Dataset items
★ ★ ★ ★ ★ ★ ★

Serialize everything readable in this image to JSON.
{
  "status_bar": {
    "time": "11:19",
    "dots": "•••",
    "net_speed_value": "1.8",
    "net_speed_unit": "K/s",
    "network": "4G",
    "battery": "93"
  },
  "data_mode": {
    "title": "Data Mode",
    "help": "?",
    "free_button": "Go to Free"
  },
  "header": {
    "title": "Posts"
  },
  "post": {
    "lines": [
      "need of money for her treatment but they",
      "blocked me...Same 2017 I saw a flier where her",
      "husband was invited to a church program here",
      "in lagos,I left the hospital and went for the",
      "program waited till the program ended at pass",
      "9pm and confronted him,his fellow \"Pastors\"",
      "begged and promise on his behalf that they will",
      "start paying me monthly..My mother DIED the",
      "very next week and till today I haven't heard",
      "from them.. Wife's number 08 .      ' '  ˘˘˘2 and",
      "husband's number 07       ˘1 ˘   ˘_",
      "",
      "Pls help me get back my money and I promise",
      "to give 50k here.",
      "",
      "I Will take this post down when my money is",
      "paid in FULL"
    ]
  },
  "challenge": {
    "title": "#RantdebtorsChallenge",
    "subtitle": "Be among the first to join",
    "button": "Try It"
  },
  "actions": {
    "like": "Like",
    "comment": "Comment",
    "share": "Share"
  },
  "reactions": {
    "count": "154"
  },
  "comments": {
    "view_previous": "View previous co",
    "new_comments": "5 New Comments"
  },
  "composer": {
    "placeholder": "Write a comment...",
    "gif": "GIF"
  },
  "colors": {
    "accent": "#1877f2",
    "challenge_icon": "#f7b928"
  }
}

★ ★ ★ ★ ★ ★ ★

- **The problem**: Quote all of the entries exactly as they appear.

- **Exercise output**:
Serialize everything readable in this image to JSON.
{
  "status_bar": {
    "time": "11:19",
    "dots": "•••",
    "net_speed_value": "1.8",
    "net_speed_unit": "K/s",
    "network": "4G",
    "battery": "93"
  },
  "data_mode": {
    "title": "Data Mode",
    "help": "?",
    "free_button": "Go to Free"
  },
  "header": {
    "title": "Posts"
  },
  "post": {
    "lines": [
      "need of money for her treatment but they",
      "blocked me...Same 2017 I saw a flier where her",
      "husband was invited to a church program here",
      "in lagos,I left the hospital and went for the",
      "program waited till the program ended at pass",
      "9pm and confronted him,his fellow \"Pastors\"",
      "begged and promise on his behalf that they will",
      "start paying me monthly..My mother DIED the",
      "very next week and till today I haven't heard",
      "from them.. Wife's number 08 .      ' '  ˘˘˘2 and",
      "husband's number 07       ˘1 ˘   ˘_",
      "",
      "Pls help me get back my money and I promise",
      "to give 50k here.",
      "",
      "I Will take this post down when my money is",
      "paid in FULL"
    ]
  },
  "challenge": {
    "title": "#RantdebtorsChallenge",
    "subtitle": "Be among the first to join",
    "button": "Try It"
  },
  "actions": {
    "like": "Like",
    "comment": "Comment",
    "share": "Share"
  },
  "reactions": {
    "count": "154"
  },
  "comments": {
    "view_previous": "View previous co",
    "new_comments": "5 New Comments"
  },
  "composer": {
    "placeholder": "Write a comment...",
    "gif": "GIF"
  },
  "colors": {
    "accent": "#1877f2",
    "challenge_icon": "#f7b928"
  }
}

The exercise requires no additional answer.